(Saved entries)
[START]
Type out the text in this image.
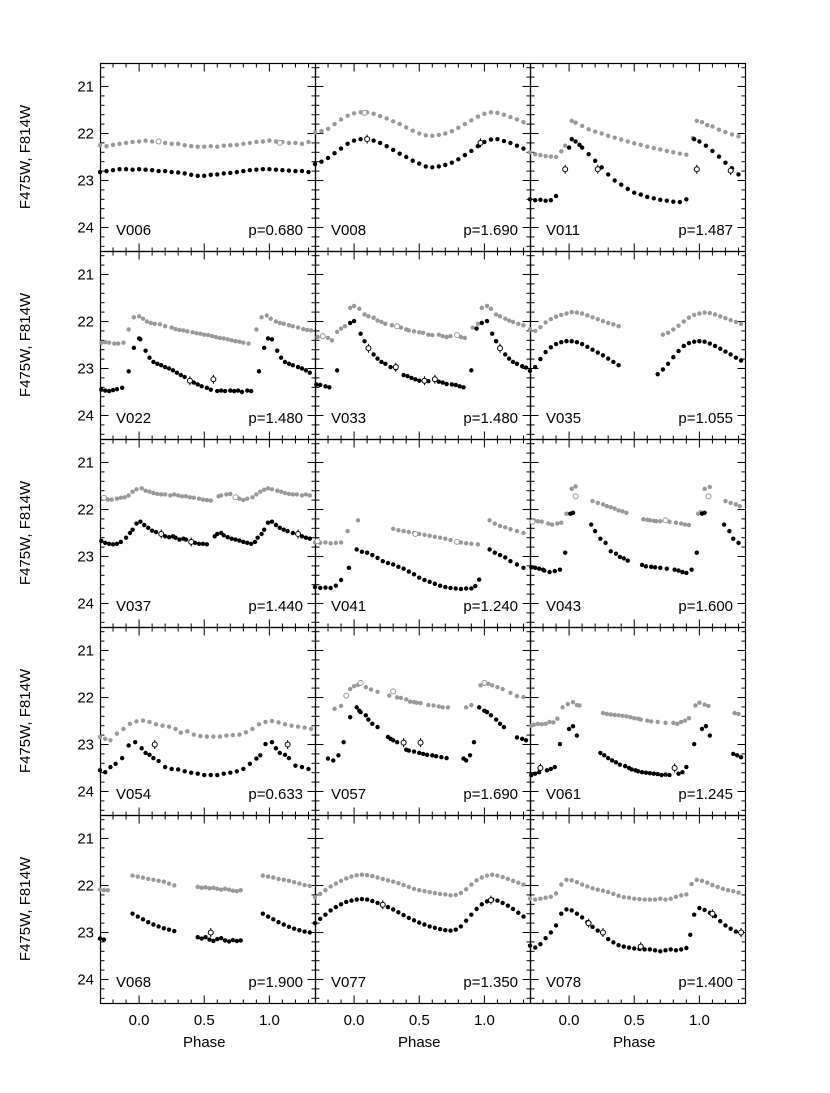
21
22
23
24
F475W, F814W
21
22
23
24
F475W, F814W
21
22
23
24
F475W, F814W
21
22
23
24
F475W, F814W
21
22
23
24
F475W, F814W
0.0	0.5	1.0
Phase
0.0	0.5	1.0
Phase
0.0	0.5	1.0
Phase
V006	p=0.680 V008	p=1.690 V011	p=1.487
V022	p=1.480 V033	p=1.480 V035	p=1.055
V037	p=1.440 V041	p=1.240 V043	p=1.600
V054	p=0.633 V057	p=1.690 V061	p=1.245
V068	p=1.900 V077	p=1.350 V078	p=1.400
[END]
[START]
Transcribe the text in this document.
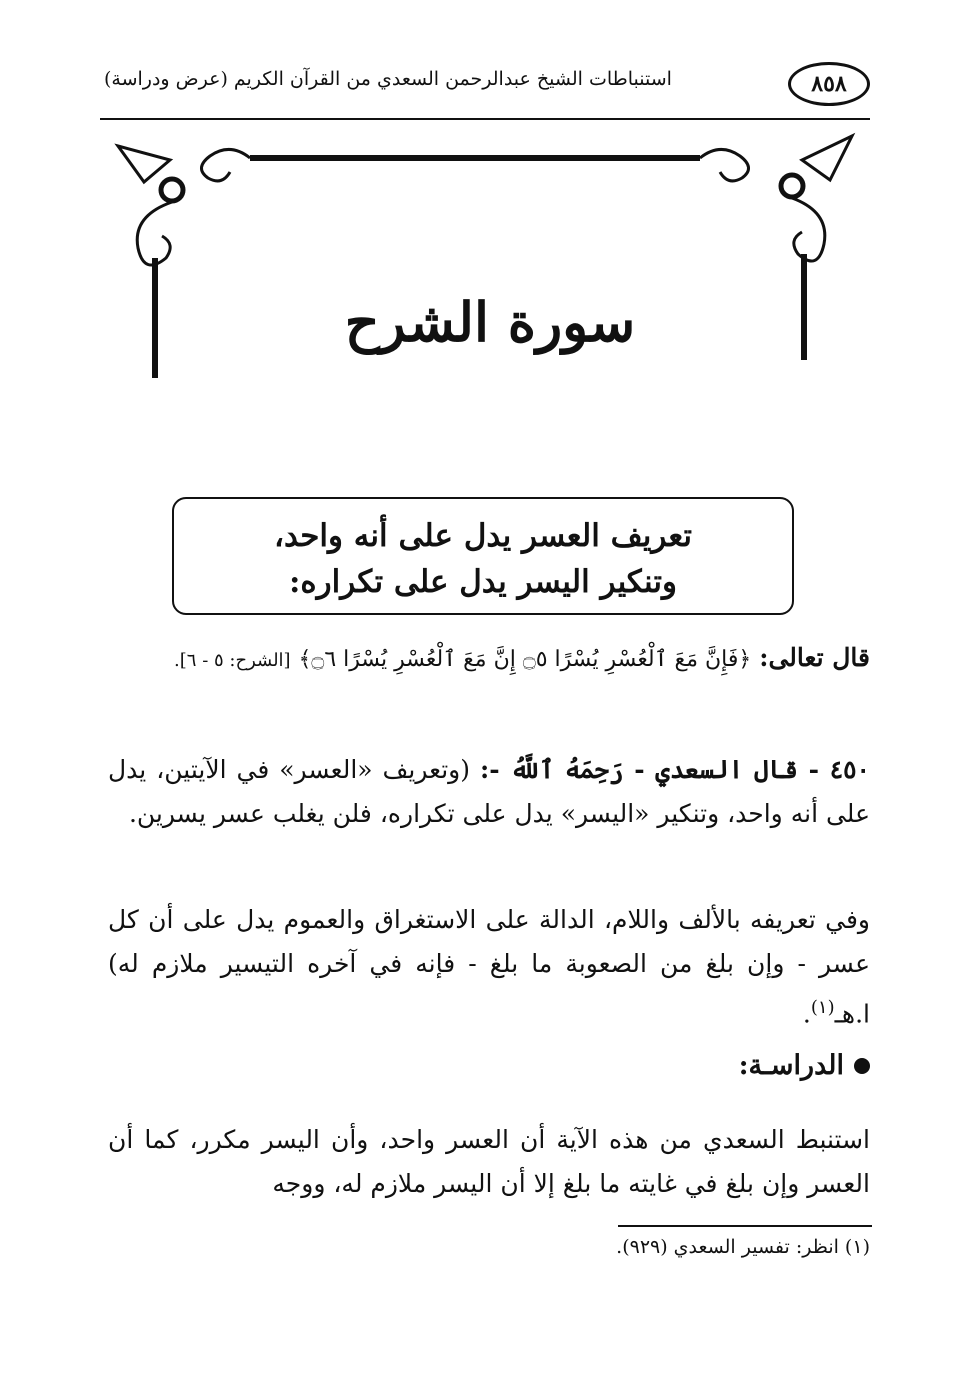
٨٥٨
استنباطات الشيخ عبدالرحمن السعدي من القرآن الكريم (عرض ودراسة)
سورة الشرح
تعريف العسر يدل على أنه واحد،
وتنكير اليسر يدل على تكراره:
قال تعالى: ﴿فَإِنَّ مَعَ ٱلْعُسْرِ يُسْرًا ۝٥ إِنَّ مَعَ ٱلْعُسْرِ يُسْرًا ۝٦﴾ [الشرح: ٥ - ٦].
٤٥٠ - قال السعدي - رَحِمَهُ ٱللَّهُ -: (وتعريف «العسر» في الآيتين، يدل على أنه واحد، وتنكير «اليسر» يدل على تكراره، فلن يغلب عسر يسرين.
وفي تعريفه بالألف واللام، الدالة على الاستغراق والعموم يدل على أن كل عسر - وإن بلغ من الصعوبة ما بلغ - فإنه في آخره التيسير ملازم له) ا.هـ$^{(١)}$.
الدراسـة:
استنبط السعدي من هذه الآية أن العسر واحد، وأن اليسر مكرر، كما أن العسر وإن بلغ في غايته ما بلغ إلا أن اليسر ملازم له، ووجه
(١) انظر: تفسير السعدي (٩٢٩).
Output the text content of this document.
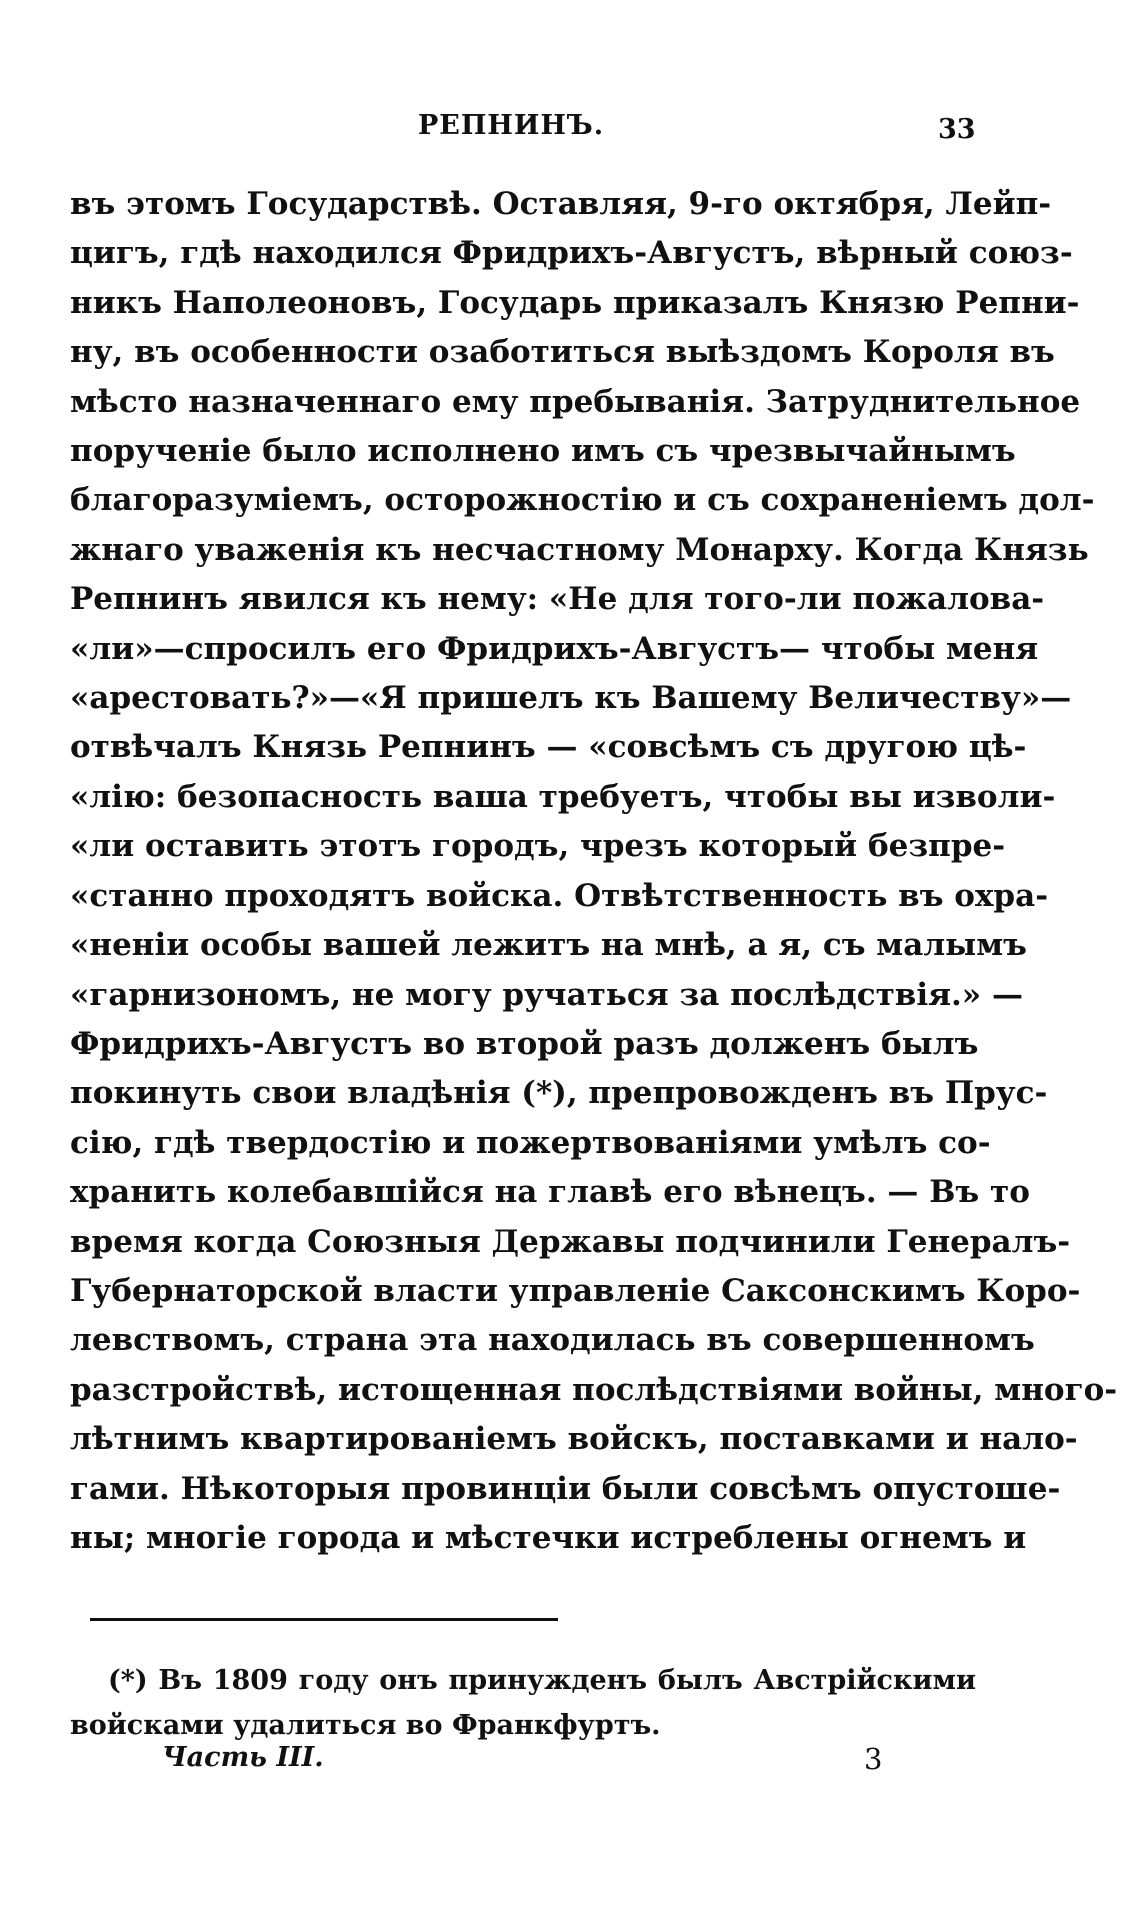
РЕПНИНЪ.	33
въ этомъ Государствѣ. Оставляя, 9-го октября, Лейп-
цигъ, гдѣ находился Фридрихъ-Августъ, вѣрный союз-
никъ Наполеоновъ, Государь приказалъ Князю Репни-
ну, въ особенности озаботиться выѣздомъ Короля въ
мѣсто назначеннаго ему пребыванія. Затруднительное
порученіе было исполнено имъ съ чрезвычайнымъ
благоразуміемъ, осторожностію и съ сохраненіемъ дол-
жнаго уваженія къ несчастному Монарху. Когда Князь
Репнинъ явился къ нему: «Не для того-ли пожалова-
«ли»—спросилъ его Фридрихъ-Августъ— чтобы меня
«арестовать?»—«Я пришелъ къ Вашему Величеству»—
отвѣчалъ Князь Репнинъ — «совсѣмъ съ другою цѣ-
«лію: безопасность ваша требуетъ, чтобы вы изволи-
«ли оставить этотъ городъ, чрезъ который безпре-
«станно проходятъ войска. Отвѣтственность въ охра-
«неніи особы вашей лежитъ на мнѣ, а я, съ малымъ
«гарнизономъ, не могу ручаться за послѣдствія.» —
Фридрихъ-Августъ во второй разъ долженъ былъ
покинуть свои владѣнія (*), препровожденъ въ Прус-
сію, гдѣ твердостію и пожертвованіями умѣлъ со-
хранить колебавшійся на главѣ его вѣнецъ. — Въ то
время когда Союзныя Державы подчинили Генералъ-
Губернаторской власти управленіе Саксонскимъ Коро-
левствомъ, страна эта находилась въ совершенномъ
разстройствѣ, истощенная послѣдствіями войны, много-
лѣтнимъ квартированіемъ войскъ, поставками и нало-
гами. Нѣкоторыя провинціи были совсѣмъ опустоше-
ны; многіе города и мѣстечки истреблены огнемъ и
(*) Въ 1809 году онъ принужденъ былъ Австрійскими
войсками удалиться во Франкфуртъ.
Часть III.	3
[END]
Instructions to follow:
Locate each line with the word "اليسر" and copy it.

Response below:
وتنكير اليسر يدل على تكراره:
٤٥٠ - قال السعدي - رَحِمَهُ ٱللَّهُ -: (وتعريف «العسر» في الآيتين، يدل على أنه واحد، وتنكير «اليسر» يدل على تكراره، فلن يغلب عسر يسرين.
استنبط السعدي من هذه الآية أن العسر واحد، وأن اليسر مكرر، كما أن العسر وإن بلغ في غايته ما بلغ إلا أن اليسر ملازم له، ووجه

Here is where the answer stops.